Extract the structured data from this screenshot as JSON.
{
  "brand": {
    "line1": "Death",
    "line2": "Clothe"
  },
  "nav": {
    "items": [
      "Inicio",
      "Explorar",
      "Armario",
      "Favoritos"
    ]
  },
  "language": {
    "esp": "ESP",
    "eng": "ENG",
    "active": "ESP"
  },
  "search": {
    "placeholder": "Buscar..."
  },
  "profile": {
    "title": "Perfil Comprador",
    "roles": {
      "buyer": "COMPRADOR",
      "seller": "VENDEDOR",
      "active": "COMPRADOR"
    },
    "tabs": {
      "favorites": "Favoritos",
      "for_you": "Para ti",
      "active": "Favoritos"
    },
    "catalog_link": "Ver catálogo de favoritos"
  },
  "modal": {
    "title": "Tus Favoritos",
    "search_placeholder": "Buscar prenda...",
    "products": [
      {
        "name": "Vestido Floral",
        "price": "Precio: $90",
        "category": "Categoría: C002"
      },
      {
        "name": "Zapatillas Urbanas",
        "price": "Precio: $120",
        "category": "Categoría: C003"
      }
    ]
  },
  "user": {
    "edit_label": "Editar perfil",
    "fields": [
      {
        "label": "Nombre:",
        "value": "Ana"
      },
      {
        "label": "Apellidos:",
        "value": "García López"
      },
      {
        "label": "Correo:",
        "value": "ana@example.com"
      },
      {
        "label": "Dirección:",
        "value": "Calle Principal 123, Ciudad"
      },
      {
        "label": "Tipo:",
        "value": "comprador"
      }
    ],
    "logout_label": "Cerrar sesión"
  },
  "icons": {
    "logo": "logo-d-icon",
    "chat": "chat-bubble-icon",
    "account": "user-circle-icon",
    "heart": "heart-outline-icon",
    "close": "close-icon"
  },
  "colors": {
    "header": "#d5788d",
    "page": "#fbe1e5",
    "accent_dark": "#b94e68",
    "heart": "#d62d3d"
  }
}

Exercise instructions
Give back the data above exactly as it appears.

The response
Extract the structured data from this screenshot as JSON.
{
  "brand": {
    "line1": "Death",
    "line2": "Clothe"
  },
  "nav": {
    "items": [
      "Inicio",
      "Explorar",
      "Armario",
      "Favoritos"
    ]
  },
  "language": {
    "esp": "ESP",
    "eng": "ENG",
    "active": "ESP"
  },
  "search": {
    "placeholder": "Buscar..."
  },
  "profile": {
    "title": "Perfil Comprador",
    "roles": {
      "buyer": "COMPRADOR",
      "seller": "VENDEDOR",
      "active": "COMPRADOR"
    },
    "tabs": {
      "favorites": "Favoritos",
      "for_you": "Para ti",
      "active": "Favoritos"
    },
    "catalog_link": "Ver catálogo de favoritos"
  },
  "modal": {
    "title": "Tus Favoritos",
    "search_placeholder": "Buscar prenda...",
    "products": [
      {
        "name": "Vestido Floral",
        "price": "Precio: $90",
        "category": "Categoría: C002"
      },
      {
        "name": "Zapatillas Urbanas",
        "price": "Precio: $120",
        "category": "Categoría: C003"
      }
    ]
  },
  "user": {
    "edit_label": "Editar perfil",
    "fields": [
      {
        "label": "Nombre:",
        "value": "Ana"
      },
      {
        "label": "Apellidos:",
        "value": "García López"
      },
      {
        "label": "Correo:",
        "value": "ana@example.com"
      },
      {
        "label": "Dirección:",
        "value": "Calle Principal 123, Ciudad"
      },
      {
        "label": "Tipo:",
        "value": "comprador"
      }
    ],
    "logout_label": "Cerrar sesión"
  },
  "icons": {
    "logo": "logo-d-icon",
    "chat": "chat-bubble-icon",
    "account": "user-circle-icon",
    "heart": "heart-outline-icon",
    "close": "close-icon"
  },
  "colors": {
    "header": "#d5788d",
    "page": "#fbe1e5",
    "accent_dark": "#b94e68",
    "heart": "#d62d3d"
  }
}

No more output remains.